START
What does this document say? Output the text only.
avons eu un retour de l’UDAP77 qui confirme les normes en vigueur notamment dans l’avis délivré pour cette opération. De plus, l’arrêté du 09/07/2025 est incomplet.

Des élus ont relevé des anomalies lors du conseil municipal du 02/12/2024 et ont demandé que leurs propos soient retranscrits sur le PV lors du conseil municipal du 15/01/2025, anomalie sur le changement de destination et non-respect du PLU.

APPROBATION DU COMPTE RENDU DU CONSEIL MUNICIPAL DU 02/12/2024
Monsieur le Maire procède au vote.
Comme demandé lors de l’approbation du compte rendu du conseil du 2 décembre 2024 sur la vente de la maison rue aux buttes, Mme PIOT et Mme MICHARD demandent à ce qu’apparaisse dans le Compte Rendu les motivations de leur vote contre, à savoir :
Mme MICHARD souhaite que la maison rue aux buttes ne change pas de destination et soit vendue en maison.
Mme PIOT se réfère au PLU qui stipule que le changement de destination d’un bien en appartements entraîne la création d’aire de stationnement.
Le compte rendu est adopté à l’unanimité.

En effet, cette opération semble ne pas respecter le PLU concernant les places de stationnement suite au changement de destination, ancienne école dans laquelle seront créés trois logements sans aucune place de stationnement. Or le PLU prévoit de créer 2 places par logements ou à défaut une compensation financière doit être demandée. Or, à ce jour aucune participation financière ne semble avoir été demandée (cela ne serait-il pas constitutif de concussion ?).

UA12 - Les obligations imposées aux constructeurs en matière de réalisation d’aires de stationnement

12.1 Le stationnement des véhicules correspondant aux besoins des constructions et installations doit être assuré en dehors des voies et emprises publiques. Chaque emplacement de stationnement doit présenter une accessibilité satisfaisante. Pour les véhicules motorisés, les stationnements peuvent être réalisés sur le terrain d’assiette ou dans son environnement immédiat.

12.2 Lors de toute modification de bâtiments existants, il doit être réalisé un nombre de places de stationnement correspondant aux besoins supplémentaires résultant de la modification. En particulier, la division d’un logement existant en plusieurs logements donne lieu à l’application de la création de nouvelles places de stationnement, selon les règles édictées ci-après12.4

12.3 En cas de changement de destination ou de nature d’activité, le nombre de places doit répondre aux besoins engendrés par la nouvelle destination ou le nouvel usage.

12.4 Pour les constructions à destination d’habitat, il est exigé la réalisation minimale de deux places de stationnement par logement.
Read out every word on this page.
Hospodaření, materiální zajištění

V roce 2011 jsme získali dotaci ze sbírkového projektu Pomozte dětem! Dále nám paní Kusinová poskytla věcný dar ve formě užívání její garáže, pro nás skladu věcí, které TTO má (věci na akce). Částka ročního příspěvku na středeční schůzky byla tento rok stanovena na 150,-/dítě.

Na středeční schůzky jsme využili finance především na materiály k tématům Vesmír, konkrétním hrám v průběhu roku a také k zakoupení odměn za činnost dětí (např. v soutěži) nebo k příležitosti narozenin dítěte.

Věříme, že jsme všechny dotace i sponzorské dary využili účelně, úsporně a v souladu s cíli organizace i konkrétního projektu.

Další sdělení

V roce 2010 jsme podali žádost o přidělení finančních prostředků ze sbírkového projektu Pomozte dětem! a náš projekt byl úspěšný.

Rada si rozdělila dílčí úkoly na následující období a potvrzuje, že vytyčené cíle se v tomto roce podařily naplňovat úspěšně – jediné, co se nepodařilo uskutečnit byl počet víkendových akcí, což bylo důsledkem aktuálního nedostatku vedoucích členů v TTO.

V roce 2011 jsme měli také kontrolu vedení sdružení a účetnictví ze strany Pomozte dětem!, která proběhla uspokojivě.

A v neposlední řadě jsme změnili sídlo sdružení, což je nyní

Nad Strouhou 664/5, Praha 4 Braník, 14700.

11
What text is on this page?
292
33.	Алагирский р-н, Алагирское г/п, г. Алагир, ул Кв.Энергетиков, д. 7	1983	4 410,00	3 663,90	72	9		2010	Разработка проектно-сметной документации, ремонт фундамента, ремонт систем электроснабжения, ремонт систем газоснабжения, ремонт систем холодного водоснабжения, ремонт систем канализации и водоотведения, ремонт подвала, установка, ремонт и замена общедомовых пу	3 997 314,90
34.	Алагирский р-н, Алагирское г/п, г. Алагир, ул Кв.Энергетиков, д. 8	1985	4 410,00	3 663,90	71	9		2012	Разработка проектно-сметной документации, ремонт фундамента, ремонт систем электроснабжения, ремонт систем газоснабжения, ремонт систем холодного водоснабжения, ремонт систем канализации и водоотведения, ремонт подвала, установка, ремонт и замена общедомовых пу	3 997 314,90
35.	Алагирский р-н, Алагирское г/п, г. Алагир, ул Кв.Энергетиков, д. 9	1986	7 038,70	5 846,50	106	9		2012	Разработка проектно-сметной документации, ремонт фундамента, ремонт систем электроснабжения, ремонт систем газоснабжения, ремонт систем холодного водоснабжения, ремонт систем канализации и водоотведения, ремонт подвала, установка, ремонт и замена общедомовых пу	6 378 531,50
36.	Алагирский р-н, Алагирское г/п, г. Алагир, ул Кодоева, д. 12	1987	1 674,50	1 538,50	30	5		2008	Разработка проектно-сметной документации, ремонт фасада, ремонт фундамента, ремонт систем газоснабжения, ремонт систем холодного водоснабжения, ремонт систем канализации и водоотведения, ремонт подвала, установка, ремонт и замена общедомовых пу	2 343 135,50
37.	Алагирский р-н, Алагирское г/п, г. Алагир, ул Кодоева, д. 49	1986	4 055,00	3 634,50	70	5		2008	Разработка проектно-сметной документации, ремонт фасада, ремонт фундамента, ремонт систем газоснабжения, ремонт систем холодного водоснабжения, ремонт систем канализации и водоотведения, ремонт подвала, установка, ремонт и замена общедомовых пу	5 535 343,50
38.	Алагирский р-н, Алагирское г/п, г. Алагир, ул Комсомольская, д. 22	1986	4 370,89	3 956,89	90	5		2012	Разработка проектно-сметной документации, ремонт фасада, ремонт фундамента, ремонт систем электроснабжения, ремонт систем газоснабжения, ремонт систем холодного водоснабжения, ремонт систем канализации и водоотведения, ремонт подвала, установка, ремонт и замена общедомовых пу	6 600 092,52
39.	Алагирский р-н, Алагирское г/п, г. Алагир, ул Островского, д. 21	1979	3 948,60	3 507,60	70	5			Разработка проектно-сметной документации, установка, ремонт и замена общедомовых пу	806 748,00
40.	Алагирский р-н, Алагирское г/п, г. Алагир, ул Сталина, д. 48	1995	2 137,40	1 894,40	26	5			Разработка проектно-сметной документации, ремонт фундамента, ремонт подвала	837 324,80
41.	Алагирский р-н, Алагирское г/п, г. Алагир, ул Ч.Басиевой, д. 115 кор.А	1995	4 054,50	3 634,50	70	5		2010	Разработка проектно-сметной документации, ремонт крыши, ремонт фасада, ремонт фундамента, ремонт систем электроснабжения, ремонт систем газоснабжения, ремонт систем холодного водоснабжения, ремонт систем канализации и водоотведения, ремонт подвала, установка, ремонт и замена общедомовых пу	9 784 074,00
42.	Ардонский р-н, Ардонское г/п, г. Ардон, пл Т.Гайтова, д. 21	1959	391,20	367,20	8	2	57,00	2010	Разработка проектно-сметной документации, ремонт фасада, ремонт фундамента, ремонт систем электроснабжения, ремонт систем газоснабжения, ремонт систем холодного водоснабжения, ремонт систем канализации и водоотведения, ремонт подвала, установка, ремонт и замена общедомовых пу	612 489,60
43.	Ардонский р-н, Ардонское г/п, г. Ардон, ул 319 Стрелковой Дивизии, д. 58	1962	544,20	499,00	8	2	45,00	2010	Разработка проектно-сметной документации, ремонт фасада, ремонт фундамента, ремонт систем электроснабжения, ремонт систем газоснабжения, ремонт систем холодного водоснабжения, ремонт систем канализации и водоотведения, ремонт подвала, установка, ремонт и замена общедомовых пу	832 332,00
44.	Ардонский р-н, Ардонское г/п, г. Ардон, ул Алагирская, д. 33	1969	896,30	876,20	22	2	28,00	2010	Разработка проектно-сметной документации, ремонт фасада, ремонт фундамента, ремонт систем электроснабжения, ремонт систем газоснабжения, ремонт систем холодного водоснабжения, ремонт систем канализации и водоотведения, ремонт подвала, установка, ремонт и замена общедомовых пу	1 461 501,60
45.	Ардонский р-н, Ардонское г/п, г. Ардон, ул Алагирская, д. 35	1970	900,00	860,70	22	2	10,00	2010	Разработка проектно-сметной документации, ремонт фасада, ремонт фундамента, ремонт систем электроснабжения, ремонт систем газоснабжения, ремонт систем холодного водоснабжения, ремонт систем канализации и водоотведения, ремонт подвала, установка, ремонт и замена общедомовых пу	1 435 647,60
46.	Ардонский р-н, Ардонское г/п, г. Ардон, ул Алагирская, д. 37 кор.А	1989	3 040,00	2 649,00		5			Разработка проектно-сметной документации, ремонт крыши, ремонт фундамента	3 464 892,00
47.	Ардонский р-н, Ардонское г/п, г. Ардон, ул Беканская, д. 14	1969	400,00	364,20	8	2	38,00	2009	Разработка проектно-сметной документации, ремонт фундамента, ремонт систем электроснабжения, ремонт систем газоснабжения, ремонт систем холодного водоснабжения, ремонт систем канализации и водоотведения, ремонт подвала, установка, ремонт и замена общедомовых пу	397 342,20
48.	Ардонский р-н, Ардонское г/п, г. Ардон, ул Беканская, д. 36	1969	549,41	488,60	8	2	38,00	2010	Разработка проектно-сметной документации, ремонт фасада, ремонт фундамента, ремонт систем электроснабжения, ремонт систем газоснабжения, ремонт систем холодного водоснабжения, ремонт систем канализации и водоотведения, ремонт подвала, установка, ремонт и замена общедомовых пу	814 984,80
END
== What to produce ==
Show all lines from the listing above in which "také" appears.

== Right answer ==
Na středeční schůzky jsme využili finance především na materiály k tématům Vesmír, konkrétním hrám v průběhu roku a také k zakoupení odměn za činnost dětí (např. v soutěži) nebo k příležitosti narozenin dítěte.
V roce 2011 jsme měli také kontrolu vedení sdružení a účetnictví ze strany Pomozte dětem!, která proběhla uspokojivě.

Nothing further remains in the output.